- **Problem to solve**
Identify the lines bearing the string "kiện" and gather them.

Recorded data

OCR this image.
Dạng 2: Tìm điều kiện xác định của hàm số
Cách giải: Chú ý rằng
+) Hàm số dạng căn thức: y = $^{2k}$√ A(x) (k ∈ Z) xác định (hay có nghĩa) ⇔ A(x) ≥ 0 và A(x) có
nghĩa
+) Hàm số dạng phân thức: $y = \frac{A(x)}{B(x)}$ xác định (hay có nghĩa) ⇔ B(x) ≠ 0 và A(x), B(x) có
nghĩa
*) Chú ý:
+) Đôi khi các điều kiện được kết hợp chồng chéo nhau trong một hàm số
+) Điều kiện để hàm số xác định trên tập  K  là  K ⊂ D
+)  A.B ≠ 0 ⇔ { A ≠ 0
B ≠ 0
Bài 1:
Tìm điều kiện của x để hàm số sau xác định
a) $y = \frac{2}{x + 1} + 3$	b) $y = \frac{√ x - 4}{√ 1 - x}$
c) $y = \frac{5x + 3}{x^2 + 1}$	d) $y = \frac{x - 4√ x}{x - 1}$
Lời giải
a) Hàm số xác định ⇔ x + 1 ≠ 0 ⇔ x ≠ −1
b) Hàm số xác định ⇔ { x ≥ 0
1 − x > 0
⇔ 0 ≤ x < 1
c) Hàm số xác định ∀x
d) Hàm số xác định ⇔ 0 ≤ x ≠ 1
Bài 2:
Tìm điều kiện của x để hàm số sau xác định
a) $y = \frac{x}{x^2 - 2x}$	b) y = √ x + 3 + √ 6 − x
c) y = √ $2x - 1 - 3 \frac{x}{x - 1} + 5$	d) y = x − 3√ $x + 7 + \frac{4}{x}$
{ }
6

==

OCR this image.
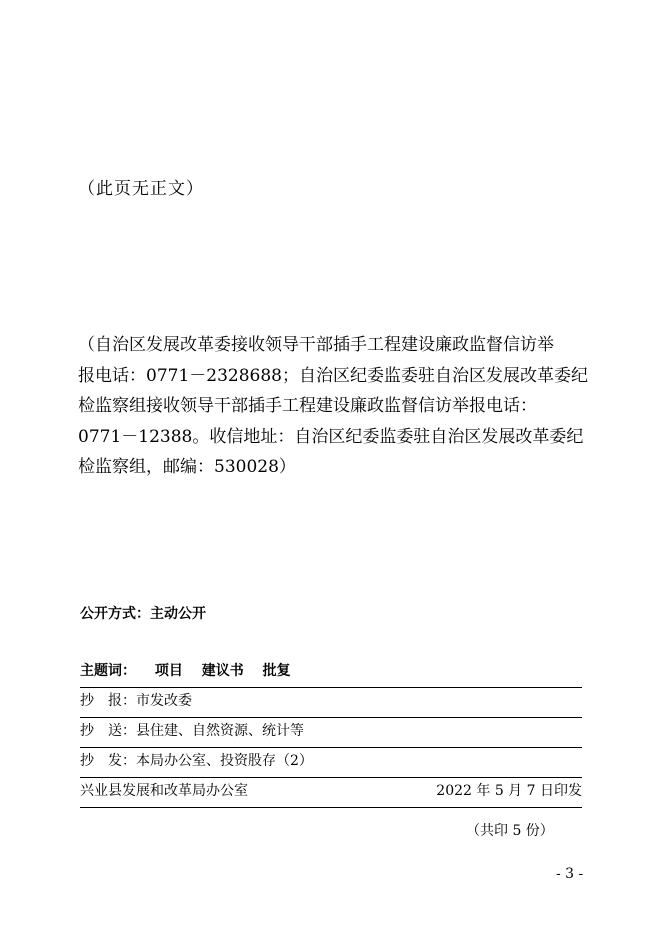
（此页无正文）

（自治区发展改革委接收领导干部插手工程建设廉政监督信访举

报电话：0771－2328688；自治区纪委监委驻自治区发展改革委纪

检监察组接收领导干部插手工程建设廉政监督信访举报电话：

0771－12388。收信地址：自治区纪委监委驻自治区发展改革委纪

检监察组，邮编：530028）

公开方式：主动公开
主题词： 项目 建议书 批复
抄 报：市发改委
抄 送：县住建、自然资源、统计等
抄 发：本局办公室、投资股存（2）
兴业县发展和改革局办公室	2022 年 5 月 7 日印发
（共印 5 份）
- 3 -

- **Expected output**
Dạng 2: Tìm điều kiện xác định của hàm số
+) Đôi khi các điều kiện được kết hợp chồng chéo nhau trong một hàm số
+) Điều kiện để hàm số xác định trên tập  K  là  K ⊂ D
Tìm điều kiện của x để hàm số sau xác định
Tìm điều kiện của x để hàm số sau xác định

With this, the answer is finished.